● DO THIS
Each entry must appear again exactly as it does in the source.
## start TASK MATERIAL
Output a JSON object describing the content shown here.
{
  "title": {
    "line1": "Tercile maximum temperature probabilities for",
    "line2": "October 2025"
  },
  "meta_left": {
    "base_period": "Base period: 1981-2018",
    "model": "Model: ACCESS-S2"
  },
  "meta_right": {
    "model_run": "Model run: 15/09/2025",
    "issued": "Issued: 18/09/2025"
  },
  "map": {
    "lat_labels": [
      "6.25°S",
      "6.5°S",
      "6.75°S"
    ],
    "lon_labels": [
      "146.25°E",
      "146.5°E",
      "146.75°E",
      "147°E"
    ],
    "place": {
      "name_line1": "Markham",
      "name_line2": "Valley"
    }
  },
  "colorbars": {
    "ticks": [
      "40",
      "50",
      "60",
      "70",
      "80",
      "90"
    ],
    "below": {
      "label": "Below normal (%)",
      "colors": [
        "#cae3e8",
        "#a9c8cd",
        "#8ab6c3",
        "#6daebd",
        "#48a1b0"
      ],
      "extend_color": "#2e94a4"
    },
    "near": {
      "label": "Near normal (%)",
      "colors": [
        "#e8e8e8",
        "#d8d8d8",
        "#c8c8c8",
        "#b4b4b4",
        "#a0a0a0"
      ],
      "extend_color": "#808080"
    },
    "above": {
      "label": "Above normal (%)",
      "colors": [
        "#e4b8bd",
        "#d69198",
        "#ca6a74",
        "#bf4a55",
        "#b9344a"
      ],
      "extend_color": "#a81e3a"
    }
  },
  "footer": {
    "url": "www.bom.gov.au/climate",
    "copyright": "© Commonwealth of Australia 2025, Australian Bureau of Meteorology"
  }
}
## end TASK MATERIAL
● EXPECTED ANSWER
Output a JSON object describing the content shown here.
{
  "title": {
    "line1": "Tercile maximum temperature probabilities for",
    "line2": "October 2025"
  },
  "meta_left": {
    "base_period": "Base period: 1981-2018",
    "model": "Model: ACCESS-S2"
  },
  "meta_right": {
    "model_run": "Model run: 15/09/2025",
    "issued": "Issued: 18/09/2025"
  },
  "map": {
    "lat_labels": [
      "6.25°S",
      "6.5°S",
      "6.75°S"
    ],
    "lon_labels": [
      "146.25°E",
      "146.5°E",
      "146.75°E",
      "147°E"
    ],
    "place": {
      "name_line1": "Markham",
      "name_line2": "Valley"
    }
  },
  "colorbars": {
    "ticks": [
      "40",
      "50",
      "60",
      "70",
      "80",
      "90"
    ],
    "below": {
      "label": "Below normal (%)",
      "colors": [
        "#cae3e8",
        "#a9c8cd",
        "#8ab6c3",
        "#6daebd",
        "#48a1b0"
      ],
      "extend_color": "#2e94a4"
    },
    "near": {
      "label": "Near normal (%)",
      "colors": [
        "#e8e8e8",
        "#d8d8d8",
        "#c8c8c8",
        "#b4b4b4",
        "#a0a0a0"
      ],
      "extend_color": "#808080"
    },
    "above": {
      "label": "Above normal (%)",
      "colors": [
        "#e4b8bd",
        "#d69198",
        "#ca6a74",
        "#bf4a55",
        "#b9344a"
      ],
      "extend_color": "#a81e3a"
    }
  },
  "footer": {
    "url": "www.bom.gov.au/climate",
    "copyright": "© Commonwealth of Australia 2025, Australian Bureau of Meteorology"
  }
}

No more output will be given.